Items from an interface collection
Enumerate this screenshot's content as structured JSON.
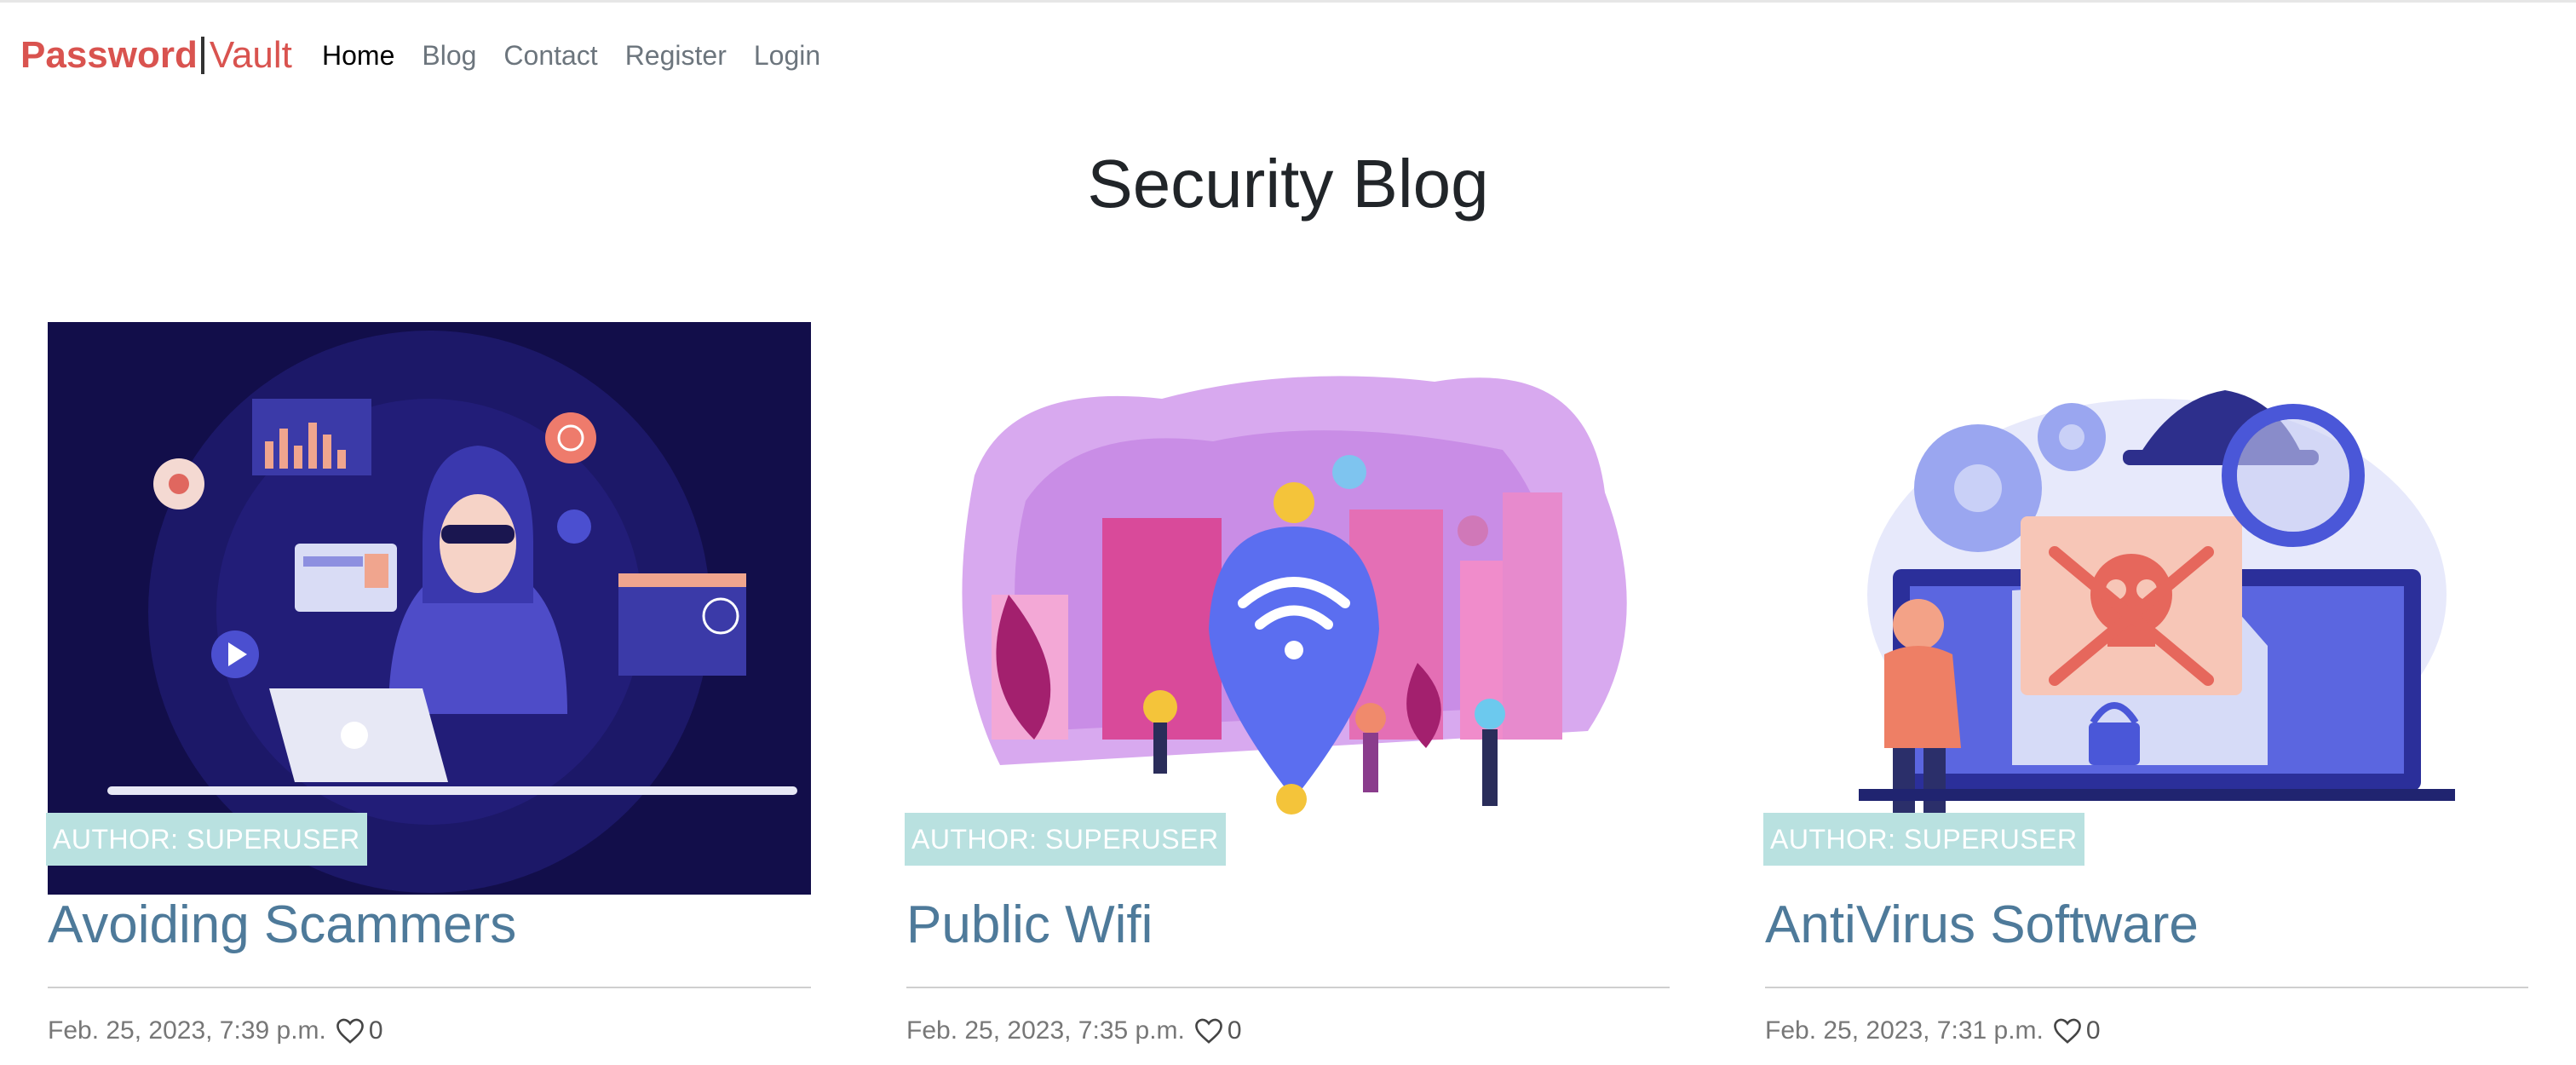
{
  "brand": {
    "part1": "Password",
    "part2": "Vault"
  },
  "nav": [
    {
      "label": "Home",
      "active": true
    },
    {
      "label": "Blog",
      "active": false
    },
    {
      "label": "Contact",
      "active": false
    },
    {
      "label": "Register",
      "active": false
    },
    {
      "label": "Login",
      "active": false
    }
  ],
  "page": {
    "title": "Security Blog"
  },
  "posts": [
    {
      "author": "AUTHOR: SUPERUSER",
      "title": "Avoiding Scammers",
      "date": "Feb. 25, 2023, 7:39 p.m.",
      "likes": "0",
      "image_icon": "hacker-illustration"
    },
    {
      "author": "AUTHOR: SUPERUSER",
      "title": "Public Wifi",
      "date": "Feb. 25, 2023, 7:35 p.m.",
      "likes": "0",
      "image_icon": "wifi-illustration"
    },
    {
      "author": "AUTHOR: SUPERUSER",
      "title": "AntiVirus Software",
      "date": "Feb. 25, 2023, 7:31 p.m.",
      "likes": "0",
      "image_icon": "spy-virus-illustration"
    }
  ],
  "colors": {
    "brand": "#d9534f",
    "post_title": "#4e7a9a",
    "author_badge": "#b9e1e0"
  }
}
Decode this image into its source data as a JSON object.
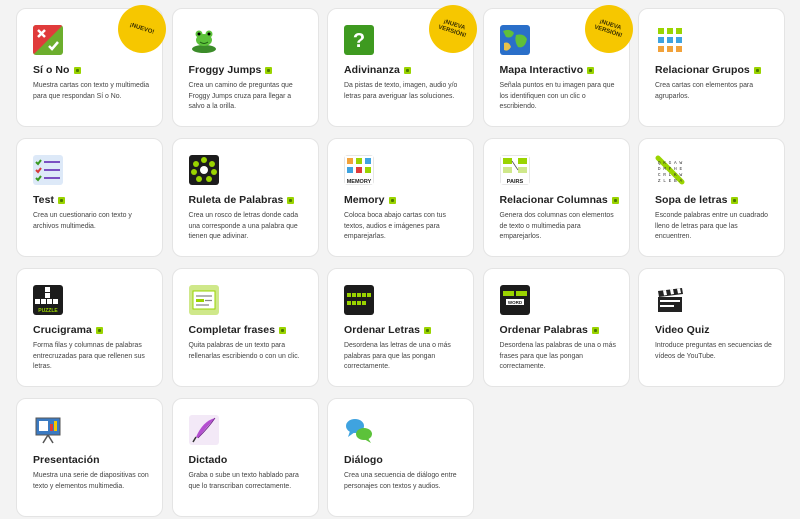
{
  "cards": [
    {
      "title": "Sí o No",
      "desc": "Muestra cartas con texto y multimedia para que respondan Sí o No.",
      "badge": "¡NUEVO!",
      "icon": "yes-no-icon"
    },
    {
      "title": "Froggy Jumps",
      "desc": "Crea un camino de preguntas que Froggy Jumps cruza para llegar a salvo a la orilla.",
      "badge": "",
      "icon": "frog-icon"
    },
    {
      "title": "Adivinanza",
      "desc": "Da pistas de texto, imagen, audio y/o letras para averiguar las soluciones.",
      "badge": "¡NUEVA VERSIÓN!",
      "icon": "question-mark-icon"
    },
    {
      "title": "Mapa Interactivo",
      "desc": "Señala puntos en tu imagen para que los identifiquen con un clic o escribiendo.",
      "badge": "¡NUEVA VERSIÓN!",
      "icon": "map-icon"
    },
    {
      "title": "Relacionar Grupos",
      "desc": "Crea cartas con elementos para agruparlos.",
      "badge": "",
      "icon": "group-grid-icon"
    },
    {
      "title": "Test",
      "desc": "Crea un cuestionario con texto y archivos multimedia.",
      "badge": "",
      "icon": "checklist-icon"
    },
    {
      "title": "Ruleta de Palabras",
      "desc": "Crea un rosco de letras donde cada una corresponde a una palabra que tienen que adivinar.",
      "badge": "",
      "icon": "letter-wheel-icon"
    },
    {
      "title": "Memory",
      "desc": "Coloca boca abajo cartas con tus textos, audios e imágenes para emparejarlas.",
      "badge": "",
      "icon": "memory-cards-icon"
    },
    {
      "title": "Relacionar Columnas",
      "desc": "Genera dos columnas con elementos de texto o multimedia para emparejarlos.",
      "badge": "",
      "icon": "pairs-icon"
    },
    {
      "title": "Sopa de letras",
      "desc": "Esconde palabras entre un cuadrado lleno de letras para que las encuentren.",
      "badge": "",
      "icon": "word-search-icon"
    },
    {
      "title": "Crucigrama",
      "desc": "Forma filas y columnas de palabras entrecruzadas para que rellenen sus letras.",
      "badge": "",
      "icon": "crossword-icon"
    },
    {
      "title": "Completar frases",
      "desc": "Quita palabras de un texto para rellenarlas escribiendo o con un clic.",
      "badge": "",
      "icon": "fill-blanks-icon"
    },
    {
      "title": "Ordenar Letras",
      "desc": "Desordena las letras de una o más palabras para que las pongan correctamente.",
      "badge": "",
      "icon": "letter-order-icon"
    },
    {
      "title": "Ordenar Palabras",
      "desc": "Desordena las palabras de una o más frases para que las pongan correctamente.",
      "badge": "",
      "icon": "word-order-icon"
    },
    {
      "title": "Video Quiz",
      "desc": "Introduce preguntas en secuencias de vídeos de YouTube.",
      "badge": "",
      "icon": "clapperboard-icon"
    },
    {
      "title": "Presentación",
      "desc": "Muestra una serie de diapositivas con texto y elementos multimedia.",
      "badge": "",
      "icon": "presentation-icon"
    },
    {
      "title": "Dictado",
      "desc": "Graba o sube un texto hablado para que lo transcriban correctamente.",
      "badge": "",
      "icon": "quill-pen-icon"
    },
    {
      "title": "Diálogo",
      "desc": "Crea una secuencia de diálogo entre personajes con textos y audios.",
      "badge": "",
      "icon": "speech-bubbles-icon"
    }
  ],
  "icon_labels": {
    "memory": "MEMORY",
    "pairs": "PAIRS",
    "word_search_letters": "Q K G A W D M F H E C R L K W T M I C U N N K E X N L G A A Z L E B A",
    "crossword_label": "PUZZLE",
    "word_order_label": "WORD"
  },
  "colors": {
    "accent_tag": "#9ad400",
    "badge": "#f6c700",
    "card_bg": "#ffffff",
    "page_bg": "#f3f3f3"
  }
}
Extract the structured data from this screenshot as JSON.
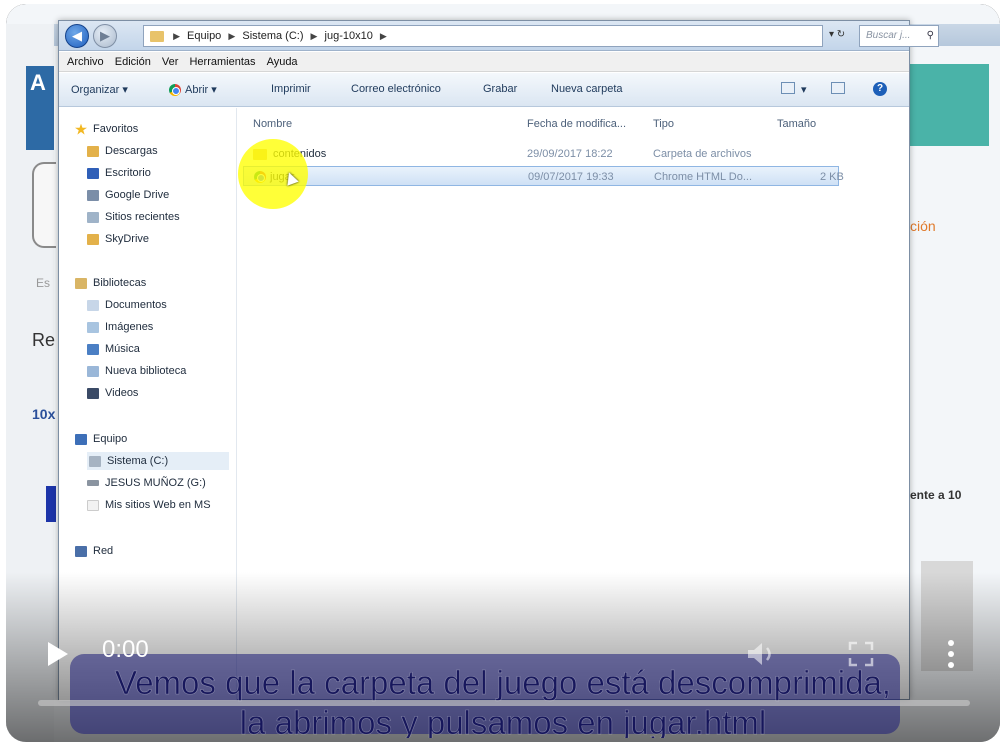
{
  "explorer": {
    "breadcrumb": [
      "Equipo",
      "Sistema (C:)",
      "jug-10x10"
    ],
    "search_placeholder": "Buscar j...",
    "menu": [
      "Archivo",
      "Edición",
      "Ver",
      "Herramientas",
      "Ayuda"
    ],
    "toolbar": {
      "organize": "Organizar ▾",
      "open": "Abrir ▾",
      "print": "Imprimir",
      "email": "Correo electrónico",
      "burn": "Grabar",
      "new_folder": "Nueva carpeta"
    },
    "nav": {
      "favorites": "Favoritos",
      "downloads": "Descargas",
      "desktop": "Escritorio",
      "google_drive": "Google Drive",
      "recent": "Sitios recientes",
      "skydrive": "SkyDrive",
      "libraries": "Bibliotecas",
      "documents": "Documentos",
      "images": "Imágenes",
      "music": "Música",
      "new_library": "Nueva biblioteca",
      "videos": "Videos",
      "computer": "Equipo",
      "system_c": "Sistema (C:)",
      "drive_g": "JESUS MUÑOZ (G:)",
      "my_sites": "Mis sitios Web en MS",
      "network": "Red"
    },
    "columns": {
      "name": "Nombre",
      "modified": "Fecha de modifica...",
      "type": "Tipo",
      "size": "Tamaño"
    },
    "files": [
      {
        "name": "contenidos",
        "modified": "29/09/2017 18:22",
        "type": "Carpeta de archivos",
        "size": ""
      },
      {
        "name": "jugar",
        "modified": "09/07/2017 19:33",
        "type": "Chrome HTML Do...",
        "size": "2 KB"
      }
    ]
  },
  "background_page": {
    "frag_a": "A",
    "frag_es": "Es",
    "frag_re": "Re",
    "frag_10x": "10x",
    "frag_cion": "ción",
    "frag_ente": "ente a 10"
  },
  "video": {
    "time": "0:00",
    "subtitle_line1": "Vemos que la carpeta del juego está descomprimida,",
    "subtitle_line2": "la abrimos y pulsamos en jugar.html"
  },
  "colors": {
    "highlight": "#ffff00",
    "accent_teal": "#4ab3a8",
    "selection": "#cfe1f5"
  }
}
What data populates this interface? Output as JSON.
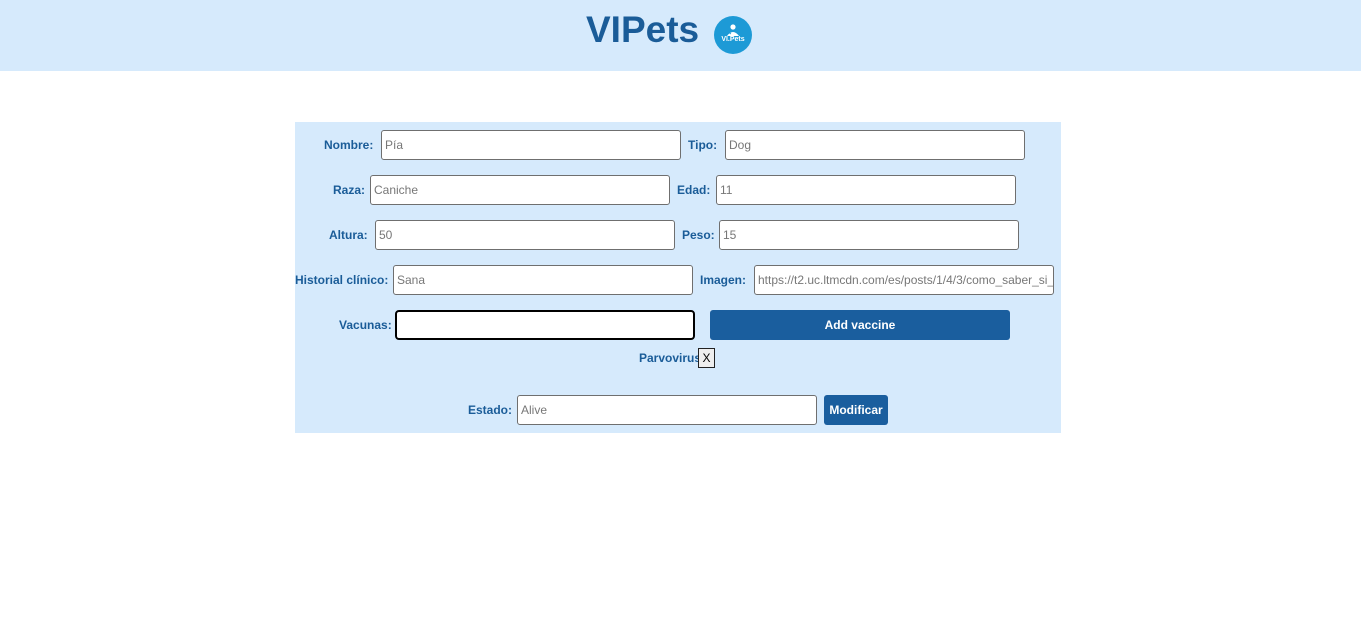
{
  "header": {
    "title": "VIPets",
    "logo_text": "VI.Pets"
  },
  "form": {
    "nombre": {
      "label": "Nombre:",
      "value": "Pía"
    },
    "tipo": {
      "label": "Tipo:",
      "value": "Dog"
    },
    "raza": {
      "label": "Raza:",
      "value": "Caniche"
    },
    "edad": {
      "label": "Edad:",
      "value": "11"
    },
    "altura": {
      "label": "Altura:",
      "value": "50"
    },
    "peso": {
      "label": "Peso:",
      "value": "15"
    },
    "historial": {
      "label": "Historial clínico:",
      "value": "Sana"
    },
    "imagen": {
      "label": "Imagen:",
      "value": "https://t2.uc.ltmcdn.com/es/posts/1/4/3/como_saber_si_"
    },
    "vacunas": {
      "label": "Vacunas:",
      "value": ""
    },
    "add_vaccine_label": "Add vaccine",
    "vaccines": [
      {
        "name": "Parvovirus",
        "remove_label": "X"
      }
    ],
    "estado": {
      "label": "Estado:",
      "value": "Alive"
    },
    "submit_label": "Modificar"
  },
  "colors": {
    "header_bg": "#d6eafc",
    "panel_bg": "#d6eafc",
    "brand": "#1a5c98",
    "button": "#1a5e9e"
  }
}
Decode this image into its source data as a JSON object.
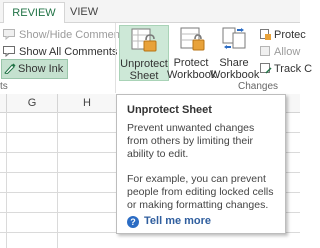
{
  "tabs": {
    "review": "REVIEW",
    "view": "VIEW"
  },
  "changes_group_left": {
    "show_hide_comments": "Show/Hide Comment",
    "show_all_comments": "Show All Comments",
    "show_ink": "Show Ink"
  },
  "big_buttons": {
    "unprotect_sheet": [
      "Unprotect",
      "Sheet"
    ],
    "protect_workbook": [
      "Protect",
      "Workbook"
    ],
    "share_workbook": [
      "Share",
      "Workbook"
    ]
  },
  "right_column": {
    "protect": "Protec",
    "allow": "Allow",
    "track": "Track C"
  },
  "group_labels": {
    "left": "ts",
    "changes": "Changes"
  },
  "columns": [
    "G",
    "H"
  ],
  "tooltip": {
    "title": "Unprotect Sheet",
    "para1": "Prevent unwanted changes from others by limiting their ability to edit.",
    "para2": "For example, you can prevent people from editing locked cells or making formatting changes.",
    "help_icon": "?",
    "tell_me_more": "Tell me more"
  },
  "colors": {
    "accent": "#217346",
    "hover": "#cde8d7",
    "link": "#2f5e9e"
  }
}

**Task statement:** Your answer should be the lines of the records that hold the string "clic".

**Result of the exercise:**
      "desc": "Señala puntos en tu imagen para que los identifiquen con un clic o escribiendo.",
      "desc": "Quita palabras de un texto para rellenarlas escribiendo o con un clic.",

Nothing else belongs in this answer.